» Dataset records:

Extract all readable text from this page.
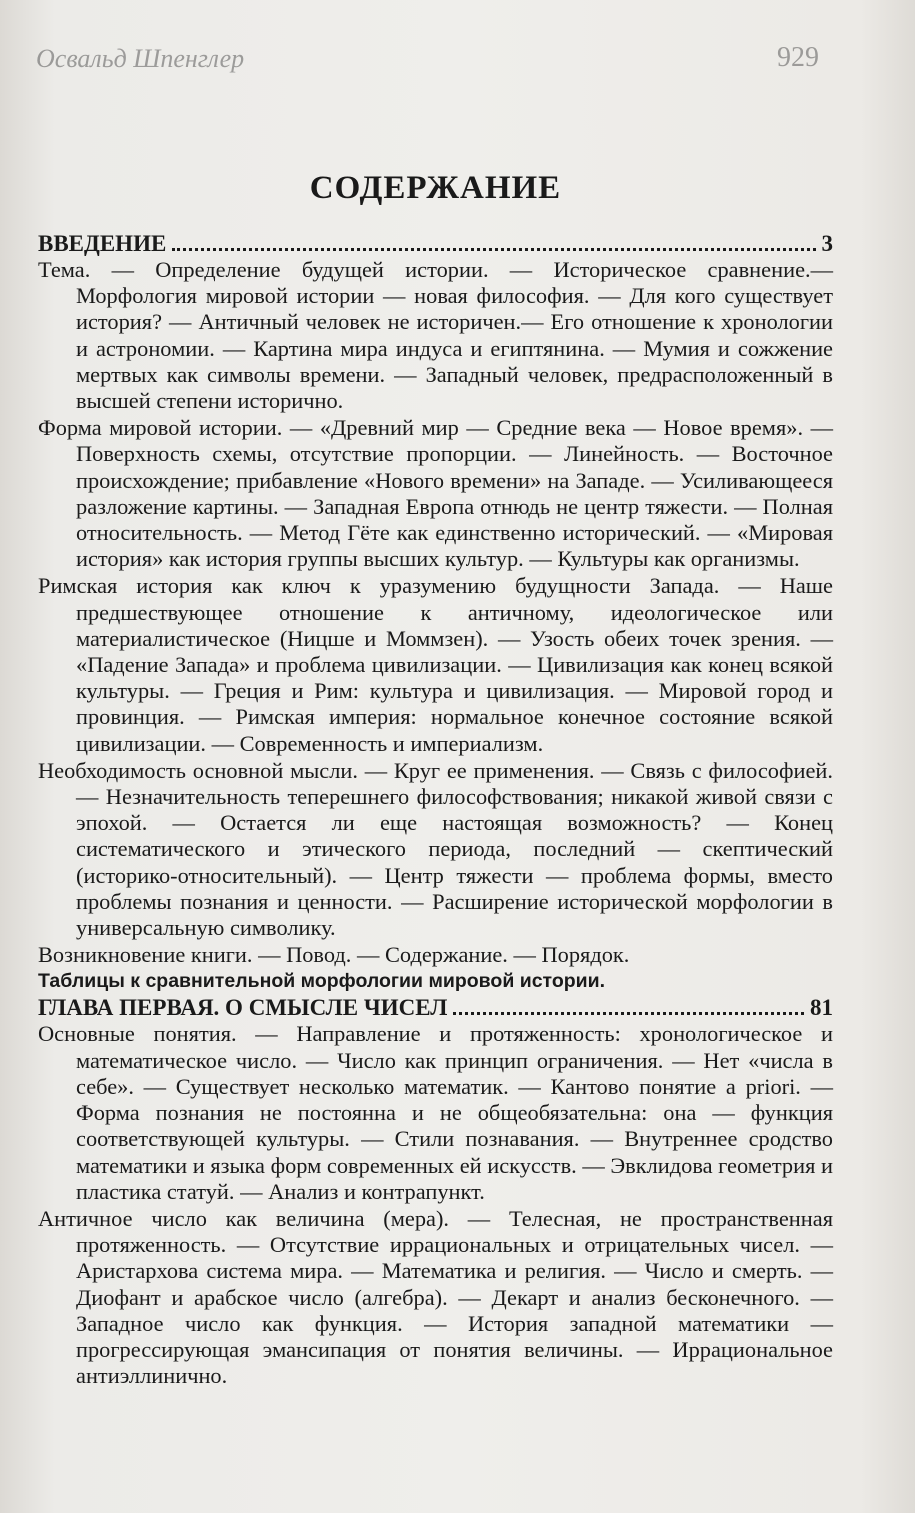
Освальд Шпенглер	929
СОДЕРЖАНИЕ
ВВЕДЕНИЕ	3

Тема. — Определение будущей истории. — Историческое сравнение.— Морфология мировой истории — новая философия. — Для кого существует история? — Античный человек не историчен.— Его отношение к хронологии и астрономии. — Картина мира индуса и египтянина. — Мумия и сожжение мертвых как символы времени. — Западный человек, предрасположенный в высшей степени исторично.

Форма мировой истории. — «Древний мир — Средние века — Новое время». — Поверхность схемы, отсутствие пропорции. — Линейность. — Восточное происхождение; прибавление «Нового времени» на Западе. — Усиливающееся разложение картины. — Западная Европа отнюдь не центр тяжести. — Полная относительность. — Метод Гёте как единственно исторический. — «Мировая история» как история группы высших культур. — Культуры как организмы.

Римская история как ключ к уразумению будущности Запада. — Наше предшествующее отношение к античному, идеологическое или материалистическое (Ницше и Моммзен). — Узость обеих точек зрения. — «Падение Запада» и проблема цивилизации. — Цивилизация как конец всякой культуры. — Греция и Рим: культура и цивилизация. — Мировой город и провинция. — Римская империя: нормальное конечное состояние всякой цивилизации. — Современность и империализм.

Необходимость основной мысли. — Круг ее применения. — Связь с философией. — Незначительность теперешнего философствования; никакой живой связи с эпохой. — Остается ли еще настоящая возможность? — Конец систематического и этического периода, последний — скептический (историко-относительный). — Центр тяжести — проблема формы, вместо проблемы познания и ценности. — Расширение исторической морфологии в универсальную символику.

Возникновение книги. — Повод. — Содержание. — Порядок.

Таблицы к сравнительной морфологии мировой истории.

ГЛАВА ПЕРВАЯ. О СМЫСЛЕ ЧИСЕЛ	81

Основные понятия. — Направление и протяженность: хронологическое и математическое число. — Число как принцип ограничения. — Нет «числа в себе». — Существует несколько математик. — Кантово понятие a priori. — Форма познания не постоянна и не общеобязательна: она — функция соответствующей культуры. — Стили познавания. — Внутреннее сродство математики и языка форм современных ей искусств. — Эвклидова геометрия и пластика статуй. — Анализ и контрапункт.

Античное число как величина (мера). — Телесная, не пространственная протяженность. — Отсутствие иррациональных и отрицательных чисел. — Аристархова система мира. — Математика и религия. — Число и смерть. — Диофант и арабское число (алгебра). — Декарт и анализ бесконечного. — Западное число как функция. — История западной математики — прогрессирующая эмансипация от понятия величины. — Иррациональное антиэллинично.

» Exercise goal:
Write out the entries again, exactly as given, skipping any images.

» Response below:
Extract all readable text from this page.
Освальд Шпенглер	929
СОДЕРЖАНИЕ
ВВЕДЕНИЕ	3

Тема. — Определение будущей истории. — Историческое сравнение.— Морфология мировой истории — новая философия. — Для кого существует история? — Античный человек не историчен.— Его отношение к хронологии и астрономии. — Картина мира индуса и египтянина. — Мумия и сожжение мертвых как символы времени. — Западный человек, предрасположенный в высшей степени исторично.

Форма мировой истории. — «Древний мир — Средние века — Новое время». — Поверхность схемы, отсутствие пропорции. — Линейность. — Восточное происхождение; прибавление «Нового времени» на Западе. — Усиливающееся разложение картины. — Западная Европа отнюдь не центр тяжести. — Полная относительность. — Метод Гёте как единственно исторический. — «Мировая история» как история группы высших культур. — Культуры как организмы.

Римская история как ключ к уразумению будущности Запада. — Наше предшествующее отношение к античному, идеологическое или материалистическое (Ницше и Моммзен). — Узость обеих точек зрения. — «Падение Запада» и проблема цивилизации. — Цивилизация как конец всякой культуры. — Греция и Рим: культура и цивилизация. — Мировой город и провинция. — Римская империя: нормальное конечное состояние всякой цивилизации. — Современность и империализм.

Необходимость основной мысли. — Круг ее применения. — Связь с философией. — Незначительность теперешнего философствования; никакой живой связи с эпохой. — Остается ли еще настоящая возможность? — Конец систематического и этического периода, последний — скептический (историко-относительный). — Центр тяжести — проблема формы, вместо проблемы познания и ценности. — Расширение исторической морфологии в универсальную символику.

Возникновение книги. — Повод. — Содержание. — Порядок.

Таблицы к сравнительной морфологии мировой истории.

ГЛАВА ПЕРВАЯ. О СМЫСЛЕ ЧИСЕЛ	81

Основные понятия. — Направление и протяженность: хронологическое и математическое число. — Число как принцип ограничения. — Нет «числа в себе». — Существует несколько математик. — Кантово понятие a priori. — Форма познания не постоянна и не общеобязательна: она — функция соответствующей культуры. — Стили познавания. — Внутреннее сродство математики и языка форм современных ей искусств. — Эвклидова геометрия и пластика статуй. — Анализ и контрапункт.

Античное число как величина (мера). — Телесная, не пространственная протяженность. — Отсутствие иррациональных и отрицательных чисел. — Аристархова система мира. — Математика и религия. — Число и смерть. — Диофант и арабское число (алгебра). — Декарт и анализ бесконечного. — Западное число как функция. — История западной математики — прогрессирующая эмансипация от понятия величины. — Иррациональное антиэллинично.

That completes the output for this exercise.